Each line should be copied exactly.

○ ○ ○ ○ ○ ○ ○

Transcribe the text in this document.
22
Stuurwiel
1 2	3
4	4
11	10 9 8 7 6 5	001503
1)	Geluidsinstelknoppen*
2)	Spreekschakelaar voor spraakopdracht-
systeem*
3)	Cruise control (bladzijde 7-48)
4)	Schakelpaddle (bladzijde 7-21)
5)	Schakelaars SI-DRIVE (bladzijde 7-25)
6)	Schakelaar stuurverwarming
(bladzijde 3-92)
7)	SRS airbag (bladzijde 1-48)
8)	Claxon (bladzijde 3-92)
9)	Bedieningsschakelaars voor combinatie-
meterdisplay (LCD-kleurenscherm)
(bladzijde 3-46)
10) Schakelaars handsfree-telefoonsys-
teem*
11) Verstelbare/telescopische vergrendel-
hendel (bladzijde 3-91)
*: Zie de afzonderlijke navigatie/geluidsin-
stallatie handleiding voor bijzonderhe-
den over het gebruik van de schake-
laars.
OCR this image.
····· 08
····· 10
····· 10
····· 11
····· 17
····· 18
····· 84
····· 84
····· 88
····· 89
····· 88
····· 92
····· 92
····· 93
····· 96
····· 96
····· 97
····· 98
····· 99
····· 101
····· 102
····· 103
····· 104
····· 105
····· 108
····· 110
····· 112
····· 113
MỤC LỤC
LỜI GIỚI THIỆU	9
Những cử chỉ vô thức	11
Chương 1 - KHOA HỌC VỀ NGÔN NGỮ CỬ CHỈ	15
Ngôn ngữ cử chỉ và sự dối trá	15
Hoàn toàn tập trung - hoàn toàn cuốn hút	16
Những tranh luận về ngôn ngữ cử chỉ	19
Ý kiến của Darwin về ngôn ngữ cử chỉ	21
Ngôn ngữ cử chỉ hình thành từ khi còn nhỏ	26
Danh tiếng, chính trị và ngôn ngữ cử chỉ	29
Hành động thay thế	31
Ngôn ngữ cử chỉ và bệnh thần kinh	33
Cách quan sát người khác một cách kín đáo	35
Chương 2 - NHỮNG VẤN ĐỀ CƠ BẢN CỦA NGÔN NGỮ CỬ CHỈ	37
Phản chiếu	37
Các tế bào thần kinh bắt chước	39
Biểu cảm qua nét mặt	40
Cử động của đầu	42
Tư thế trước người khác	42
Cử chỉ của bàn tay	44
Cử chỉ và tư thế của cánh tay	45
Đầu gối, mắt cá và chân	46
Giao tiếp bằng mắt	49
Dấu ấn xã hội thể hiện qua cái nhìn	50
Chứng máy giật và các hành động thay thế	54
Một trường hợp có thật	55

○ ○ ○ ○ ○ ○ ○

- Right answer
Transcribe the text in this document.
22
Stuurwiel
1 2	3
4	4
11	10 9 8 7 6 5	001503
1)	Geluidsinstelknoppen*
2)	Spreekschakelaar voor spraakopdracht-
systeem*
3)	Cruise control (bladzijde 7-48)
4)	Schakelpaddle (bladzijde 7-21)
5)	Schakelaars SI-DRIVE (bladzijde 7-25)
6)	Schakelaar stuurverwarming
(bladzijde 3-92)
7)	SRS airbag (bladzijde 1-48)
8)	Claxon (bladzijde 3-92)
9)	Bedieningsschakelaars voor combinatie-
meterdisplay (LCD-kleurenscherm)
(bladzijde 3-46)
10) Schakelaars handsfree-telefoonsys-
teem*
11) Verstelbare/telescopische vergrendel-
hendel (bladzijde 3-91)
*: Zie de afzonderlijke navigatie/geluidsin-
stallatie handleiding voor bijzonderhe-
den over het gebruik van de schake-
laars.
OCR this image.
····· 08
····· 10
····· 10
····· 11
····· 17
····· 18
····· 84
····· 84
····· 88
····· 89
····· 88
····· 92
····· 92
····· 93
····· 96
····· 96
····· 97
····· 98
····· 99
····· 101
····· 102
····· 103
····· 104
····· 105
····· 108
····· 110
····· 112
····· 113
MỤC LỤC
LỜI GIỚI THIỆU	9
Những cử chỉ vô thức	11
Chương 1 - KHOA HỌC VỀ NGÔN NGỮ CỬ CHỈ	15
Ngôn ngữ cử chỉ và sự dối trá	15
Hoàn toàn tập trung - hoàn toàn cuốn hút	16
Những tranh luận về ngôn ngữ cử chỉ	19
Ý kiến của Darwin về ngôn ngữ cử chỉ	21
Ngôn ngữ cử chỉ hình thành từ khi còn nhỏ	26
Danh tiếng, chính trị và ngôn ngữ cử chỉ	29
Hành động thay thế	31
Ngôn ngữ cử chỉ và bệnh thần kinh	33
Cách quan sát người khác một cách kín đáo	35
Chương 2 - NHỮNG VẤN ĐỀ CƠ BẢN CỦA NGÔN NGỮ CỬ CHỈ	37
Phản chiếu	37
Các tế bào thần kinh bắt chước	39
Biểu cảm qua nét mặt	40
Cử động của đầu	42
Tư thế trước người khác	42
Cử chỉ của bàn tay	44
Cử chỉ và tư thế của cánh tay	45
Đầu gối, mắt cá và chân	46
Giao tiếp bằng mắt	49
Dấu ấn xã hội thể hiện qua cái nhìn	50
Chứng máy giật và các hành động thay thế	54
Một trường hợp có thật	55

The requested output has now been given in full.